═════ DATA ROWS ═════

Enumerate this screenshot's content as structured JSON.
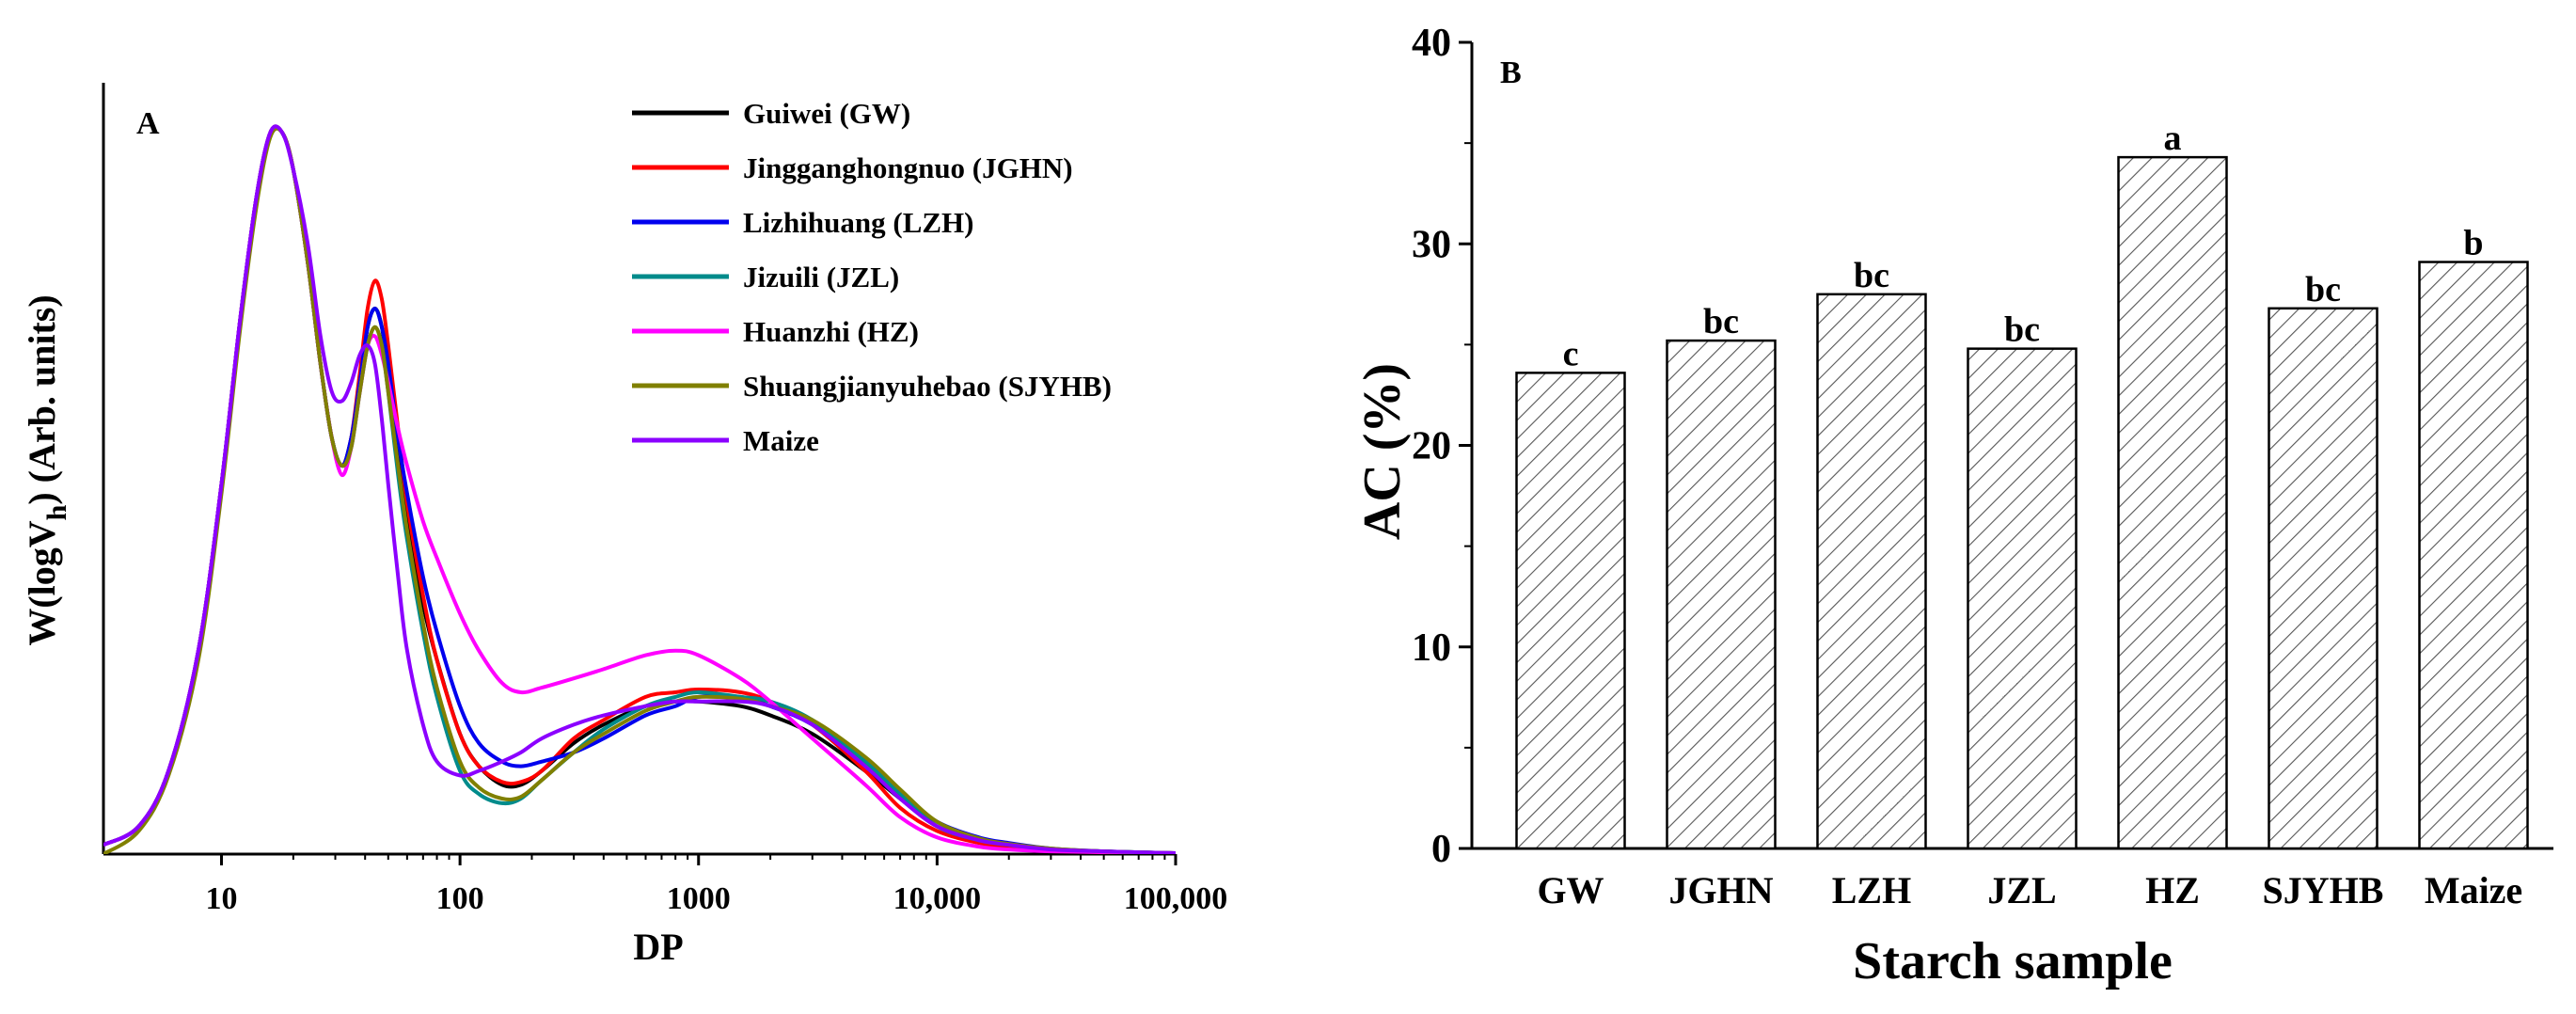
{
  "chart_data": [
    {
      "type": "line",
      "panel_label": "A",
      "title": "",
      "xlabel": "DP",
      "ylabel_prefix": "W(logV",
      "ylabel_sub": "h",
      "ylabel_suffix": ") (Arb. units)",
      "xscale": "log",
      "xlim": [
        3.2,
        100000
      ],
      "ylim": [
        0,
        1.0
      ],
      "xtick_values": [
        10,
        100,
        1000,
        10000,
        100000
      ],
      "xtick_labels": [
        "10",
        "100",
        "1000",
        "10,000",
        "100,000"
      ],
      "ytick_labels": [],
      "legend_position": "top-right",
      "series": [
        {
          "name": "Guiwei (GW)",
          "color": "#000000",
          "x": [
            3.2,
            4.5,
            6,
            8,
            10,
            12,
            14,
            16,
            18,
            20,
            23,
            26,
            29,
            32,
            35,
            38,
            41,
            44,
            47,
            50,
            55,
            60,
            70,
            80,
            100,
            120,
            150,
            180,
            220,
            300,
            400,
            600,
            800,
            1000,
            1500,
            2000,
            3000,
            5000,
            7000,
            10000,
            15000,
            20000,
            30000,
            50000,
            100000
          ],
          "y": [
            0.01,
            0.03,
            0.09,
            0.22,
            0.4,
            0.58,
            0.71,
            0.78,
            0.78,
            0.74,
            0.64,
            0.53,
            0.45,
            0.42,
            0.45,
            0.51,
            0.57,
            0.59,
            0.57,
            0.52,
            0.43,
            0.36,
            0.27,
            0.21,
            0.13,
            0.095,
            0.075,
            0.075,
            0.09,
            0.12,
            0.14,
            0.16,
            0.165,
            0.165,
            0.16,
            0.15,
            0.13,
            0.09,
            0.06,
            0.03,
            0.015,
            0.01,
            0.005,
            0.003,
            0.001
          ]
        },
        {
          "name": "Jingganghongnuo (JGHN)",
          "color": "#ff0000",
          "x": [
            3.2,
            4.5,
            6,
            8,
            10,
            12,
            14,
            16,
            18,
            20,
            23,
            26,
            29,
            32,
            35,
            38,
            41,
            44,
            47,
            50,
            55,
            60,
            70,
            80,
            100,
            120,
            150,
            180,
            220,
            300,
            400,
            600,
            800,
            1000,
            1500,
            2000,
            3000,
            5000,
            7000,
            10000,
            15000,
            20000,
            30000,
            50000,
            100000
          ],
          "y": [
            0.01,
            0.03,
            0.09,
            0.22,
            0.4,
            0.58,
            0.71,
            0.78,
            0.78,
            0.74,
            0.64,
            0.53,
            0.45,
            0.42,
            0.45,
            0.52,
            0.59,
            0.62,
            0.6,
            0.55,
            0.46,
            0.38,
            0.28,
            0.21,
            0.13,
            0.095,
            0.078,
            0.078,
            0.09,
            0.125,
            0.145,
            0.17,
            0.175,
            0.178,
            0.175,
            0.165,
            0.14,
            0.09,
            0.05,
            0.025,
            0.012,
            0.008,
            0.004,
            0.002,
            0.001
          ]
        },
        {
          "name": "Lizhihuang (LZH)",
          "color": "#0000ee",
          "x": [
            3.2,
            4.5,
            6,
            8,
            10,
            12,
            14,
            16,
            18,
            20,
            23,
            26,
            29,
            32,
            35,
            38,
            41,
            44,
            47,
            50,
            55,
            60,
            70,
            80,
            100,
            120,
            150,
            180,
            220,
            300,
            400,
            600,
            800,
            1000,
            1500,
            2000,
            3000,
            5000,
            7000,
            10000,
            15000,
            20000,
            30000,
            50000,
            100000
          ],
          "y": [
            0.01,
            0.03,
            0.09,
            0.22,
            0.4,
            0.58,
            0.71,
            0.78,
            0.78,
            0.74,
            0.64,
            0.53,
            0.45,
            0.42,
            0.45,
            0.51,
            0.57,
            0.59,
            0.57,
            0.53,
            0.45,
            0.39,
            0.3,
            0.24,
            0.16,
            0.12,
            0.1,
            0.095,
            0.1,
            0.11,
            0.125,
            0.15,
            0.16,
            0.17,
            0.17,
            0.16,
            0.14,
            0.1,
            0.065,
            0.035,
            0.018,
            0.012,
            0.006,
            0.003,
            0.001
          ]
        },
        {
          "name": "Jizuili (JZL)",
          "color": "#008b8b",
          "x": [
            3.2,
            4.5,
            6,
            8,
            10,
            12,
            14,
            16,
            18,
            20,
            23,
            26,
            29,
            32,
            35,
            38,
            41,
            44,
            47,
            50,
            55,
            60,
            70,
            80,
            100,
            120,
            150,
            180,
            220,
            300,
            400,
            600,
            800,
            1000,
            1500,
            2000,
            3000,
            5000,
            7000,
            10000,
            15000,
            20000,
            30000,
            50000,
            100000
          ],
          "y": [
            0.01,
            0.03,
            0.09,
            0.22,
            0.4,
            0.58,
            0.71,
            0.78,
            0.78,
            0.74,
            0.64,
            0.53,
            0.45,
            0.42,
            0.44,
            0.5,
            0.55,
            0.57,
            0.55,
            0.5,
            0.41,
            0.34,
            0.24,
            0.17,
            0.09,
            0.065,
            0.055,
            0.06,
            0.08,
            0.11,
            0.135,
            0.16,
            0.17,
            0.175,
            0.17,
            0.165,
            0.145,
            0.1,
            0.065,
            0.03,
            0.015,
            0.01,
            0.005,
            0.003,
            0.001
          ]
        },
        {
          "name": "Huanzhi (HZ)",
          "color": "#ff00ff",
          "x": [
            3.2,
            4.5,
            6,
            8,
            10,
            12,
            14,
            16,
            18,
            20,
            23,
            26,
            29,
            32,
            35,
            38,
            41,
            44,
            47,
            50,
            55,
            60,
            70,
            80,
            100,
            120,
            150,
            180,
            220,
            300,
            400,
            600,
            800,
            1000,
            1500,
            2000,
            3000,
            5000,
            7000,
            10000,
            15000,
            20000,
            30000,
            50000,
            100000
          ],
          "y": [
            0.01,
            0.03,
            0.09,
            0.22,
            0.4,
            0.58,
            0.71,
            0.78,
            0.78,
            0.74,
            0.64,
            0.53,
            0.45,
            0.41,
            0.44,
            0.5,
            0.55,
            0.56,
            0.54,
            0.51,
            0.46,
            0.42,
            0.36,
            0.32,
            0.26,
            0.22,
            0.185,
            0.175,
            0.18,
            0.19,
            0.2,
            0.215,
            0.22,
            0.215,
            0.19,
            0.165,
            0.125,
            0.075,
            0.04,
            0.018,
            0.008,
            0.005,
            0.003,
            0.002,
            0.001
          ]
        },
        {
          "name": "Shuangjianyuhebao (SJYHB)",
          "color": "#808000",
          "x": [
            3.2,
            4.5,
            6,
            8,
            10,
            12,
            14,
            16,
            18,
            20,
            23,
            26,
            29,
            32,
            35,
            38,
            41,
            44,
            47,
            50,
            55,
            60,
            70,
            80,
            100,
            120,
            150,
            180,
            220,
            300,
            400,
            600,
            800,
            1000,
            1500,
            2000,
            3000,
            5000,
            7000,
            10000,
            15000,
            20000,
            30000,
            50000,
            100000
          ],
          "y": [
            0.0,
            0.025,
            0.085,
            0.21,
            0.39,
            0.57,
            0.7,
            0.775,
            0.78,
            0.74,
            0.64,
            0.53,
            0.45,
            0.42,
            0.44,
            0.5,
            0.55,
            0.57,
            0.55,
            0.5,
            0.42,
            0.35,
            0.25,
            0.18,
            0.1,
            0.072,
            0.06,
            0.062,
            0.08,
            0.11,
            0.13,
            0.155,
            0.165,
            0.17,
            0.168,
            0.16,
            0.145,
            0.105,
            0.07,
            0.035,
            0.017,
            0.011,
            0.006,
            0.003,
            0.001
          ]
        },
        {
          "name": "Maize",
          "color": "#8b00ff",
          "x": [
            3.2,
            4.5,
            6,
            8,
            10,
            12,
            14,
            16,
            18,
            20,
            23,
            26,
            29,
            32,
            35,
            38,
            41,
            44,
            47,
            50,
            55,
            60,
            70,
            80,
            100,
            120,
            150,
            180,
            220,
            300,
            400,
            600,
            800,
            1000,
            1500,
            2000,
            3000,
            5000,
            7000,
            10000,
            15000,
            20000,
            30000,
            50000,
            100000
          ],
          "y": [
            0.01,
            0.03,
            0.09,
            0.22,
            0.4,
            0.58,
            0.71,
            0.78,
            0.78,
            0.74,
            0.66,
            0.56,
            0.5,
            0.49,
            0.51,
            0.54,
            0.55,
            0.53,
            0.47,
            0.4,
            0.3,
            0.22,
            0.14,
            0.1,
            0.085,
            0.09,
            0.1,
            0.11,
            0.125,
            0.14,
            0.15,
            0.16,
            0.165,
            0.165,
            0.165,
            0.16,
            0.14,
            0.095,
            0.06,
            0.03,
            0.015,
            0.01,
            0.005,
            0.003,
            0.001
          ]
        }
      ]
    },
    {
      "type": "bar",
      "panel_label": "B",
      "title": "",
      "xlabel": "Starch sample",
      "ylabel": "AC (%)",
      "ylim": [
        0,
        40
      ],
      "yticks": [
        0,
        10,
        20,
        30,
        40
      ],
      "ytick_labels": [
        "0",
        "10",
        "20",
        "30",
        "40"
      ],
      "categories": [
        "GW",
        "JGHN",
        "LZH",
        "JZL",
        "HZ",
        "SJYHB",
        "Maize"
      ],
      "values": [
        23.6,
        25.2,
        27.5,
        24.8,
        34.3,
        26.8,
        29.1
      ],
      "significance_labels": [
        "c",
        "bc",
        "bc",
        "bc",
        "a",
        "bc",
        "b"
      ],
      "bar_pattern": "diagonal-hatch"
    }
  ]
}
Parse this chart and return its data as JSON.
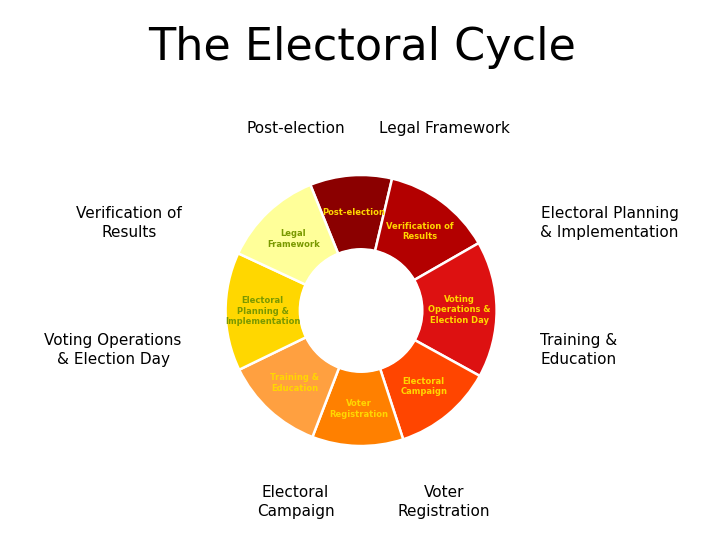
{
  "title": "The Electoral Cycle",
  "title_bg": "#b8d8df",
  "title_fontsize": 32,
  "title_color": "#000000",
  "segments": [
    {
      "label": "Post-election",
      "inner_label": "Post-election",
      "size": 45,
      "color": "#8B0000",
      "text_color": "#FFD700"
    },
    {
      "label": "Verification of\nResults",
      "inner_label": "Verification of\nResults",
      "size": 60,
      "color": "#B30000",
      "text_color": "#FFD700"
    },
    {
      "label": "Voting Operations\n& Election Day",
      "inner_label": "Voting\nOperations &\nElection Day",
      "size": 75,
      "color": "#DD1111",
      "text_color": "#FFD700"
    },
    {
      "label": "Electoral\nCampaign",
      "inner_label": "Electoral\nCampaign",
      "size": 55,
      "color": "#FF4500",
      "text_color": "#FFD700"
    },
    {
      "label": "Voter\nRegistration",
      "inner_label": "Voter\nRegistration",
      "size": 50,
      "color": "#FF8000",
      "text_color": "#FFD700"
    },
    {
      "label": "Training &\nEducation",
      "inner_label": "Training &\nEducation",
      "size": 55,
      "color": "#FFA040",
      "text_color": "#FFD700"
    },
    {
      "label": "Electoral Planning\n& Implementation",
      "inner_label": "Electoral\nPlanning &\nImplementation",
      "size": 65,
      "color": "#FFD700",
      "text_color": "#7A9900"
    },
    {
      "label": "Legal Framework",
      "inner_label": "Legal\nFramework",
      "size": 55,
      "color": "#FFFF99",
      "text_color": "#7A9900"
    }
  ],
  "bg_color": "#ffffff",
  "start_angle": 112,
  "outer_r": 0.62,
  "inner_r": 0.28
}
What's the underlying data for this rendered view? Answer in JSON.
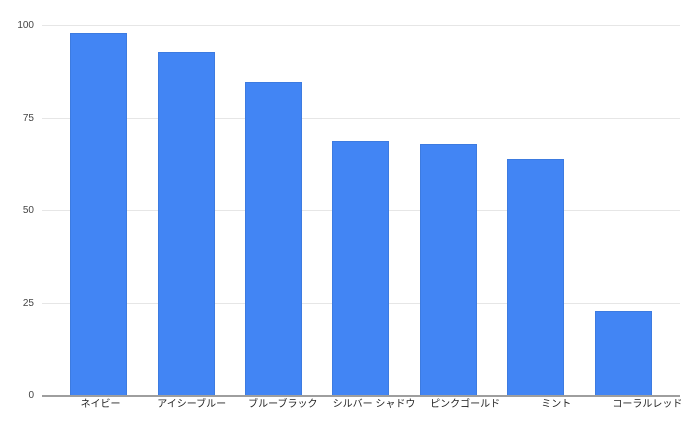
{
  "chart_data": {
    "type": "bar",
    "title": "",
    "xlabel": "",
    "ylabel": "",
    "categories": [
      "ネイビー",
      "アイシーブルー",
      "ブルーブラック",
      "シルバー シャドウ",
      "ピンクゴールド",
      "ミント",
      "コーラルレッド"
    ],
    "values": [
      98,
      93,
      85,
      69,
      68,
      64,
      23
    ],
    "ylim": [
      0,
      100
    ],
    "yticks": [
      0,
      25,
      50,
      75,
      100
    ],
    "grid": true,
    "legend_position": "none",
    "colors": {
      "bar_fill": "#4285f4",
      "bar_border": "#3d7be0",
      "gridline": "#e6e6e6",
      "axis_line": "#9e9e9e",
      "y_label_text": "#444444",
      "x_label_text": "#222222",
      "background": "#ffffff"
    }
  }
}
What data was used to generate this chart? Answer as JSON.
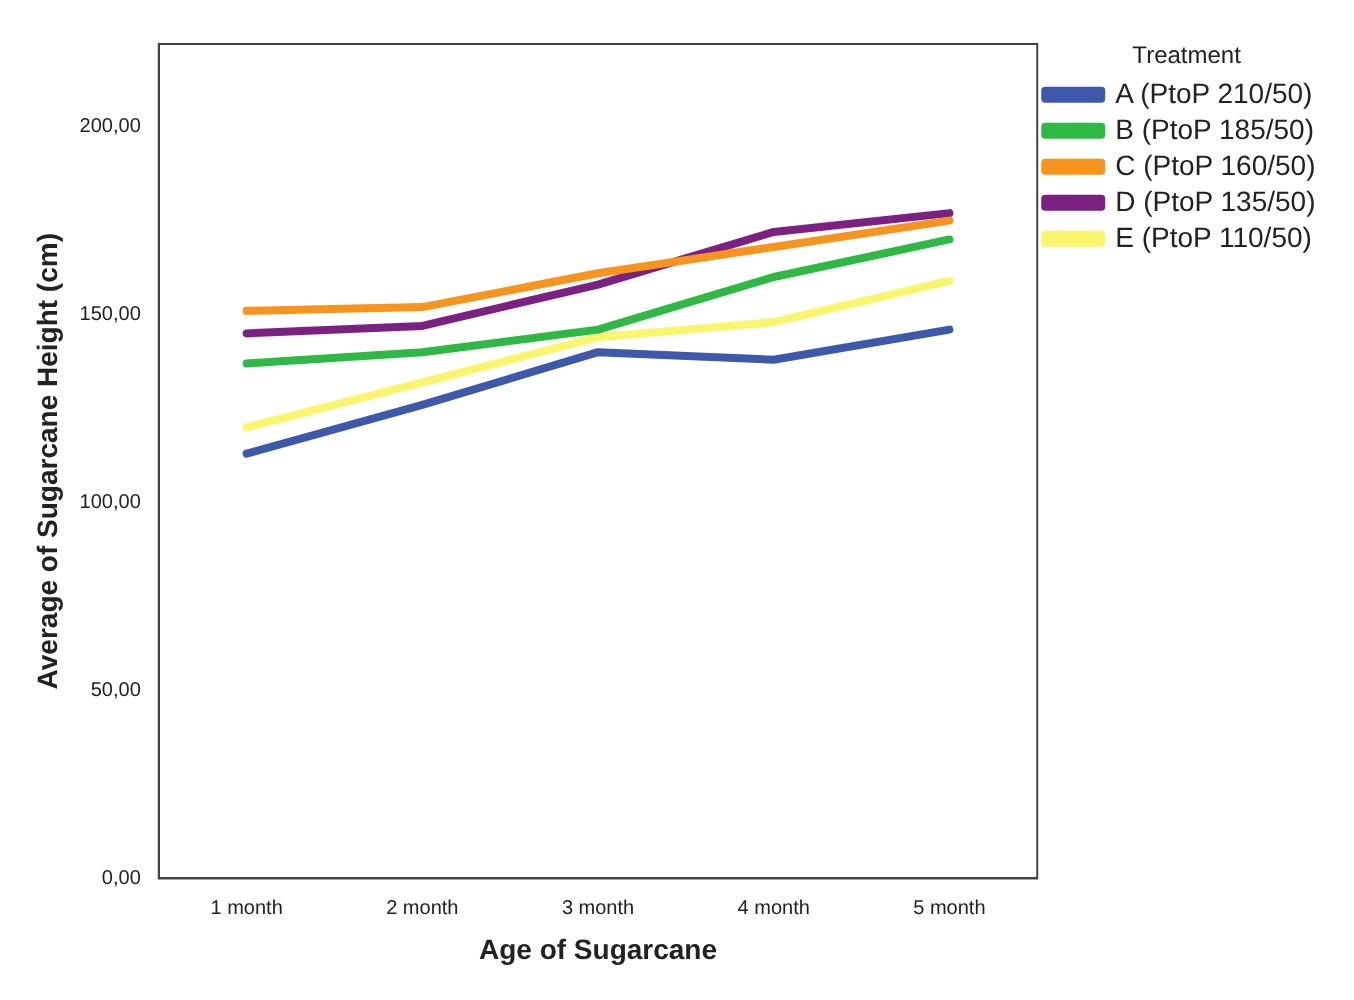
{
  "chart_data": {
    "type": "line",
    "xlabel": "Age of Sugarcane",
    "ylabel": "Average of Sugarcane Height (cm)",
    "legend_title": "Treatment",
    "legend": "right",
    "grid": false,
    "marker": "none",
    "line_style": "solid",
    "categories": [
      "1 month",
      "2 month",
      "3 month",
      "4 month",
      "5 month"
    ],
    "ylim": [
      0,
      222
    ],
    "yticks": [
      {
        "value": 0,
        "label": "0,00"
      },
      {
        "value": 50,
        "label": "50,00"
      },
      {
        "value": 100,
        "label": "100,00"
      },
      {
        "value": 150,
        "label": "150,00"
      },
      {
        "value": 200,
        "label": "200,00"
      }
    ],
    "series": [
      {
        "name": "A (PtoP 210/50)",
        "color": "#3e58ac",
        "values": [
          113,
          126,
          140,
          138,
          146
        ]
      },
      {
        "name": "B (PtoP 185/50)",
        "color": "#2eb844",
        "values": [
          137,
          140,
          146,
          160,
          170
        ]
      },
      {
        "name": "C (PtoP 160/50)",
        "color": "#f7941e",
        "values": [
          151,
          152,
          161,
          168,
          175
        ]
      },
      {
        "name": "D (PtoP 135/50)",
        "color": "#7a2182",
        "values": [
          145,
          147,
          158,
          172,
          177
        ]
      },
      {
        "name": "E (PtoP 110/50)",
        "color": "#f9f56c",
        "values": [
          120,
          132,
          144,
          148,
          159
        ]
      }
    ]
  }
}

═════

**THE TASK:**
Of all the lines above, how many contain the word "Answer"? Give the number and nothing else.

**SOLUTION TO THE PROBLEM:**
2